Problem details: Each record must be retyped in full. No character may differ.

Recorded data:
begin
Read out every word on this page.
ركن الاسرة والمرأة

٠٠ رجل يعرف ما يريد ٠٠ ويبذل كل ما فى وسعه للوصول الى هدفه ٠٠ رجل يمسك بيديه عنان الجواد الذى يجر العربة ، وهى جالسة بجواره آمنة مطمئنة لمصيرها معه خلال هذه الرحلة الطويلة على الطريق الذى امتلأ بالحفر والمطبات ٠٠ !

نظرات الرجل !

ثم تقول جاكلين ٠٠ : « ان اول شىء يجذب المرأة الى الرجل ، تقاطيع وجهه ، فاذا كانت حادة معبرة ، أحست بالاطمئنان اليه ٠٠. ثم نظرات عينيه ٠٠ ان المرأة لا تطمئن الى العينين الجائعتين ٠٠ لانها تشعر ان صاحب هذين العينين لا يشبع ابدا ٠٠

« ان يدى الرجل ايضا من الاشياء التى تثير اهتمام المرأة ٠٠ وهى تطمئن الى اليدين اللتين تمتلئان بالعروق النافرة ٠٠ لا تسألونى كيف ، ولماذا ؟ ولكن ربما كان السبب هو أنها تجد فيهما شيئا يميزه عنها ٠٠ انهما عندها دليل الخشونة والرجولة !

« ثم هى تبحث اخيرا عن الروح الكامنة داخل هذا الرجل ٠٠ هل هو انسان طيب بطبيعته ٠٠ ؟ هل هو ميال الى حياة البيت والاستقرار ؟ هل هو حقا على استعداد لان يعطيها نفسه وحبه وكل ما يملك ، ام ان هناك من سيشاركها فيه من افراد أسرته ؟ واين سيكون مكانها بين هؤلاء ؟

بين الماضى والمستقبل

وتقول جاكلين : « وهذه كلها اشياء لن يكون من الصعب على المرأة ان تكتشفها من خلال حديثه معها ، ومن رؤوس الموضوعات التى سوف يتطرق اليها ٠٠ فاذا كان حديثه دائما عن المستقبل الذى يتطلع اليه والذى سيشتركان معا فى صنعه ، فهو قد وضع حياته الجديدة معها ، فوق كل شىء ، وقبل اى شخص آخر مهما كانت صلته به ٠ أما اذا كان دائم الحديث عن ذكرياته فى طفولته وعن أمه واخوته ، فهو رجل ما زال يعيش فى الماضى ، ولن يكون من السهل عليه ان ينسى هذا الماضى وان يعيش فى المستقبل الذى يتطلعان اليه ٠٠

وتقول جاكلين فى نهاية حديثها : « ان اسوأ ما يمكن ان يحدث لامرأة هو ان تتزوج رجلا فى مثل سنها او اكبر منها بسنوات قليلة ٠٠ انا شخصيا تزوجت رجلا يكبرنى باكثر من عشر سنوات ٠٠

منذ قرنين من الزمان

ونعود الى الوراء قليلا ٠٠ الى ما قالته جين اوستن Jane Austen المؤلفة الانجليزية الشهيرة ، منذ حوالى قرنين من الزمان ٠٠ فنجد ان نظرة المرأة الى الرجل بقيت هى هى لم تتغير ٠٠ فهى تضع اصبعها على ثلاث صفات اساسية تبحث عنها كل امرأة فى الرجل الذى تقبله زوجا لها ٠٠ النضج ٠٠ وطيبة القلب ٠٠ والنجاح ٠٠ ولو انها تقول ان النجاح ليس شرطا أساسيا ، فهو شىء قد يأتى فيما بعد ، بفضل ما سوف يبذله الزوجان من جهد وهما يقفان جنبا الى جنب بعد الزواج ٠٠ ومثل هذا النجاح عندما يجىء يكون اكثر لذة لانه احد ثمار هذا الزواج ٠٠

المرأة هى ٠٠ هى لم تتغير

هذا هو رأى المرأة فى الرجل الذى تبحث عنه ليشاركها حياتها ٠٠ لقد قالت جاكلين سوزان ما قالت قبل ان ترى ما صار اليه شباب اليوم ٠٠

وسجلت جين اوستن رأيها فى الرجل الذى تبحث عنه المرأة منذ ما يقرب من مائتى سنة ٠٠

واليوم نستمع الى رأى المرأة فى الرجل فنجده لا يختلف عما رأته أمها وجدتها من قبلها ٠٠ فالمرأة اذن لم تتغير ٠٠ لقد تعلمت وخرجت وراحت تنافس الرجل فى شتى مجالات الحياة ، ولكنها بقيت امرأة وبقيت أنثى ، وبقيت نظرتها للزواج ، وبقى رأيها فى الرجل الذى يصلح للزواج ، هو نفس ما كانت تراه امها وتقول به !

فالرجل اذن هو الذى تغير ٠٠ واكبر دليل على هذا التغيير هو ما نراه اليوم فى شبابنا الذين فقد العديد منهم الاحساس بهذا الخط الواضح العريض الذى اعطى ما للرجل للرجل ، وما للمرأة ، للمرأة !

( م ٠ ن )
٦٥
end
Exercise response:
Read out every word on this page.
ركن الاسرة والمرأة

٠٠ رجل يعرف ما يريد ٠٠ ويبذل كل ما فى وسعه للوصول الى هدفه ٠٠ رجل يمسك بيديه عنان الجواد الذى يجر العربة ، وهى جالسة بجواره آمنة مطمئنة لمصيرها معه خلال هذه الرحلة الطويلة على الطريق الذى امتلأ بالحفر والمطبات ٠٠ !

نظرات الرجل !

ثم تقول جاكلين ٠٠ : « ان اول شىء يجذب المرأة الى الرجل ، تقاطيع وجهه ، فاذا كانت حادة معبرة ، أحست بالاطمئنان اليه ٠٠. ثم نظرات عينيه ٠٠ ان المرأة لا تطمئن الى العينين الجائعتين ٠٠ لانها تشعر ان صاحب هذين العينين لا يشبع ابدا ٠٠

« ان يدى الرجل ايضا من الاشياء التى تثير اهتمام المرأة ٠٠ وهى تطمئن الى اليدين اللتين تمتلئان بالعروق النافرة ٠٠ لا تسألونى كيف ، ولماذا ؟ ولكن ربما كان السبب هو أنها تجد فيهما شيئا يميزه عنها ٠٠ انهما عندها دليل الخشونة والرجولة !

« ثم هى تبحث اخيرا عن الروح الكامنة داخل هذا الرجل ٠٠ هل هو انسان طيب بطبيعته ٠٠ ؟ هل هو ميال الى حياة البيت والاستقرار ؟ هل هو حقا على استعداد لان يعطيها نفسه وحبه وكل ما يملك ، ام ان هناك من سيشاركها فيه من افراد أسرته ؟ واين سيكون مكانها بين هؤلاء ؟

بين الماضى والمستقبل

وتقول جاكلين : « وهذه كلها اشياء لن يكون من الصعب على المرأة ان تكتشفها من خلال حديثه معها ، ومن رؤوس الموضوعات التى سوف يتطرق اليها ٠٠ فاذا كان حديثه دائما عن المستقبل الذى يتطلع اليه والذى سيشتركان معا فى صنعه ، فهو قد وضع حياته الجديدة معها ، فوق كل شىء ، وقبل اى شخص آخر مهما كانت صلته به ٠ أما اذا كان دائم الحديث عن ذكرياته فى طفولته وعن أمه واخوته ، فهو رجل ما زال يعيش فى الماضى ، ولن يكون من السهل عليه ان ينسى هذا الماضى وان يعيش فى المستقبل الذى يتطلعان اليه ٠٠

وتقول جاكلين فى نهاية حديثها : « ان اسوأ ما يمكن ان يحدث لامرأة هو ان تتزوج رجلا فى مثل سنها او اكبر منها بسنوات قليلة ٠٠ انا شخصيا تزوجت رجلا يكبرنى باكثر من عشر سنوات ٠٠

منذ قرنين من الزمان

ونعود الى الوراء قليلا ٠٠ الى ما قالته جين اوستن Jane Austen المؤلفة الانجليزية الشهيرة ، منذ حوالى قرنين من الزمان ٠٠ فنجد ان نظرة المرأة الى الرجل بقيت هى هى لم تتغير ٠٠ فهى تضع اصبعها على ثلاث صفات اساسية تبحث عنها كل امرأة فى الرجل الذى تقبله زوجا لها ٠٠ النضج ٠٠ وطيبة القلب ٠٠ والنجاح ٠٠ ولو انها تقول ان النجاح ليس شرطا أساسيا ، فهو شىء قد يأتى فيما بعد ، بفضل ما سوف يبذله الزوجان من جهد وهما يقفان جنبا الى جنب بعد الزواج ٠٠ ومثل هذا النجاح عندما يجىء يكون اكثر لذة لانه احد ثمار هذا الزواج ٠٠

المرأة هى ٠٠ هى لم تتغير

هذا هو رأى المرأة فى الرجل الذى تبحث عنه ليشاركها حياتها ٠٠ لقد قالت جاكلين سوزان ما قالت قبل ان ترى ما صار اليه شباب اليوم ٠٠

وسجلت جين اوستن رأيها فى الرجل الذى تبحث عنه المرأة منذ ما يقرب من مائتى سنة ٠٠

واليوم نستمع الى رأى المرأة فى الرجل فنجده لا يختلف عما رأته أمها وجدتها من قبلها ٠٠ فالمرأة اذن لم تتغير ٠٠ لقد تعلمت وخرجت وراحت تنافس الرجل فى شتى مجالات الحياة ، ولكنها بقيت امرأة وبقيت أنثى ، وبقيت نظرتها للزواج ، وبقى رأيها فى الرجل الذى يصلح للزواج ، هو نفس ما كانت تراه امها وتقول به !

فالرجل اذن هو الذى تغير ٠٠ واكبر دليل على هذا التغيير هو ما نراه اليوم فى شبابنا الذين فقد العديد منهم الاحساس بهذا الخط الواضح العريض الذى اعطى ما للرجل للرجل ، وما للمرأة ، للمرأة !

( م ٠ ن )
٦٥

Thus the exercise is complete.